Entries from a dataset
┄┄┄┄┄┄┄┄┄┄┄┄┄┄┄┄┄┄┄┄

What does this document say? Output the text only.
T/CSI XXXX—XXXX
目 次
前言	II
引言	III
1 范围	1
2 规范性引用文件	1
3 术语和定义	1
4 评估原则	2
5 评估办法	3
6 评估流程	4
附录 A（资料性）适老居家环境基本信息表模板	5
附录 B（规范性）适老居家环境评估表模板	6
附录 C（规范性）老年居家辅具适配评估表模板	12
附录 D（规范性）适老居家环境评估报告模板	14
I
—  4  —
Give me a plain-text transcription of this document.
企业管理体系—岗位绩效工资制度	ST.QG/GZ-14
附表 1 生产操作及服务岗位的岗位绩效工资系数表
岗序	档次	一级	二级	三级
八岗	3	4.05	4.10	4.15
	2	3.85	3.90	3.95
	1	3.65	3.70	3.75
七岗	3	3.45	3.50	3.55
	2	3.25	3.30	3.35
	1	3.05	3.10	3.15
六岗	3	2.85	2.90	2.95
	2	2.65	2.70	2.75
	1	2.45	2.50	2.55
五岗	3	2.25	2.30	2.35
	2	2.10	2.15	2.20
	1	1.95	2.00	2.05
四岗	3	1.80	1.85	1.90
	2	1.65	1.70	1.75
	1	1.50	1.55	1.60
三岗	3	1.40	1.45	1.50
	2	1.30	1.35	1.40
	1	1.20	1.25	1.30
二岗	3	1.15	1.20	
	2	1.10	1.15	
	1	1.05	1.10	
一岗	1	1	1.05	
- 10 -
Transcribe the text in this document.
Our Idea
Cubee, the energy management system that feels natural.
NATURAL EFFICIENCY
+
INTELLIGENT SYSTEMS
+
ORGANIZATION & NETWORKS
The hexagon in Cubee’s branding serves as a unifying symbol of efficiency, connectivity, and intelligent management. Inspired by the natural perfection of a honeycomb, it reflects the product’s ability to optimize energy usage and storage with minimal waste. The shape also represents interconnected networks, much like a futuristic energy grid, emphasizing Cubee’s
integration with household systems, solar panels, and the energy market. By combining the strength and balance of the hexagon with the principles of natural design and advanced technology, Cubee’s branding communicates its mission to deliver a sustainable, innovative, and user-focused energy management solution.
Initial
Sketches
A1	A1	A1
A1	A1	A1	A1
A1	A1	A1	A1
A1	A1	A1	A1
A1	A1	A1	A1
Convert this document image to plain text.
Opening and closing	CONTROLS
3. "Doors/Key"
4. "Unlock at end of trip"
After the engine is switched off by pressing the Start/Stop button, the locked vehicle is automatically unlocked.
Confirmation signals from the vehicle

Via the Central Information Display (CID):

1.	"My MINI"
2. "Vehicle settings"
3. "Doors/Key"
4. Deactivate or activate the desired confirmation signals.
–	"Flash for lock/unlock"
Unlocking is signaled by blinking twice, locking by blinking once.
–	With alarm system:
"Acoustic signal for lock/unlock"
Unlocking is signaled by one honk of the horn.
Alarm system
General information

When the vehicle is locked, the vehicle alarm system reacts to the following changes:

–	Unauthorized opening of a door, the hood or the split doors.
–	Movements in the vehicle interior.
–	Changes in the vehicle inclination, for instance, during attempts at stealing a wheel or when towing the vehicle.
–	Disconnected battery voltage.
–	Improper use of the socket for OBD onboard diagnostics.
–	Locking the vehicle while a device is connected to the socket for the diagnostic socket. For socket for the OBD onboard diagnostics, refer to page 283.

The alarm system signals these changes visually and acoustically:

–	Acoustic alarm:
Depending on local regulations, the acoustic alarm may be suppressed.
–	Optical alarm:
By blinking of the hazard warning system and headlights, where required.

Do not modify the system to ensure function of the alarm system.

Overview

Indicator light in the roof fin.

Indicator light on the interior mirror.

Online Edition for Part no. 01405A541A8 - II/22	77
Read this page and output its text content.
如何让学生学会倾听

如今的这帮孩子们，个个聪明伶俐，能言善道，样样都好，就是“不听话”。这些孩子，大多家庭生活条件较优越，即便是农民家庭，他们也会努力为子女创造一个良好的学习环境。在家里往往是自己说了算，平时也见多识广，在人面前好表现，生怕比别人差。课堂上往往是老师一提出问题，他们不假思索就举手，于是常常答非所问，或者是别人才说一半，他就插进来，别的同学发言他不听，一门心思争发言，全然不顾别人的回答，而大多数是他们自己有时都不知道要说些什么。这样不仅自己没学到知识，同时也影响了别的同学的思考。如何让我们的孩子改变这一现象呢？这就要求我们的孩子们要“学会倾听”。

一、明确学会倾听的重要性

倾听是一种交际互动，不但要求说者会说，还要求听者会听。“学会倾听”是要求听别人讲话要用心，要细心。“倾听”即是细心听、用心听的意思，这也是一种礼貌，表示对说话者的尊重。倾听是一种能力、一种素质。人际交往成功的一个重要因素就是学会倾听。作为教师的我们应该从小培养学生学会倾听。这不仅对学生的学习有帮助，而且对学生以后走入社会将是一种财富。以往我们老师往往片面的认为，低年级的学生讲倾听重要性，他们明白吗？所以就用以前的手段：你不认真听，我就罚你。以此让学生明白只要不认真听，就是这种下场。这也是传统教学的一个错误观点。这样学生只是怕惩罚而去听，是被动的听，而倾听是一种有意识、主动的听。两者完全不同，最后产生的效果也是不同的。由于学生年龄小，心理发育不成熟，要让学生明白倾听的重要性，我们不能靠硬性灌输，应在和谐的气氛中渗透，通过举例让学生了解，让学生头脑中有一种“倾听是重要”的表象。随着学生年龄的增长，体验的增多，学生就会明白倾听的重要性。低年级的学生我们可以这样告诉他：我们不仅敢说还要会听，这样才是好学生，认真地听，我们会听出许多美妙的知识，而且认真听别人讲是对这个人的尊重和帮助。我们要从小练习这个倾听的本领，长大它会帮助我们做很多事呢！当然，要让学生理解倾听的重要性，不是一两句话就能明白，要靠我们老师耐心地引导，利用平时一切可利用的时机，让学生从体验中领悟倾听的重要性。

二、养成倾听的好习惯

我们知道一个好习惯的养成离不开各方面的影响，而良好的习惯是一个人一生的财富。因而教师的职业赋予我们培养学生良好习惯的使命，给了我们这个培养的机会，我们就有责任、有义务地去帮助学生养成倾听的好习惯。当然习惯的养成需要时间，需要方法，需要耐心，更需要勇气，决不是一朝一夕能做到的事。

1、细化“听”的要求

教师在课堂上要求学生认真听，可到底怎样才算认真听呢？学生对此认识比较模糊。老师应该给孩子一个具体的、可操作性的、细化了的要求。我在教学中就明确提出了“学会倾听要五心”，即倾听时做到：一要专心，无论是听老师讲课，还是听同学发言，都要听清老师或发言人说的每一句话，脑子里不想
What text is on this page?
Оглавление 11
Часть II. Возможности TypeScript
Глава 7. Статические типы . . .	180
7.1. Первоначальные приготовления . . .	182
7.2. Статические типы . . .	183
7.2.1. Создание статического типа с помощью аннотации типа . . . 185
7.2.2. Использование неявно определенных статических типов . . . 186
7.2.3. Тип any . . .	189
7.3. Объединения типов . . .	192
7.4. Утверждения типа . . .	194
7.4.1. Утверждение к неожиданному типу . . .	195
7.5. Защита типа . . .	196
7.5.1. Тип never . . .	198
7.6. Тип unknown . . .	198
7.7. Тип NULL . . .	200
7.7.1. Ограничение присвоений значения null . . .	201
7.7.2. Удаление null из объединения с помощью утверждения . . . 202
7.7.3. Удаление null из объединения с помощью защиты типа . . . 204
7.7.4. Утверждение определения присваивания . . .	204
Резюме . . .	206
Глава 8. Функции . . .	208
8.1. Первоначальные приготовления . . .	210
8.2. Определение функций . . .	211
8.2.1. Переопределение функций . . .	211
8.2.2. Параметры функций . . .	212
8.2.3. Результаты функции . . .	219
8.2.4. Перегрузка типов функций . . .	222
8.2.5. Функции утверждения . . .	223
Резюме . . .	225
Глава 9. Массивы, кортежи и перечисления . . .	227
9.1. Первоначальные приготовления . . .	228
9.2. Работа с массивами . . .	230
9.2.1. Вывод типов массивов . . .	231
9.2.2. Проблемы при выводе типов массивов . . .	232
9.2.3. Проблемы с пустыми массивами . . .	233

┄┄┄┄┄┄┄┄┄┄┄┄┄┄┄┄┄┄┄┄

#### Short problem:
From the data above, work out how many lines contain the string "this" and reply with only the number.

#### Task answer:
6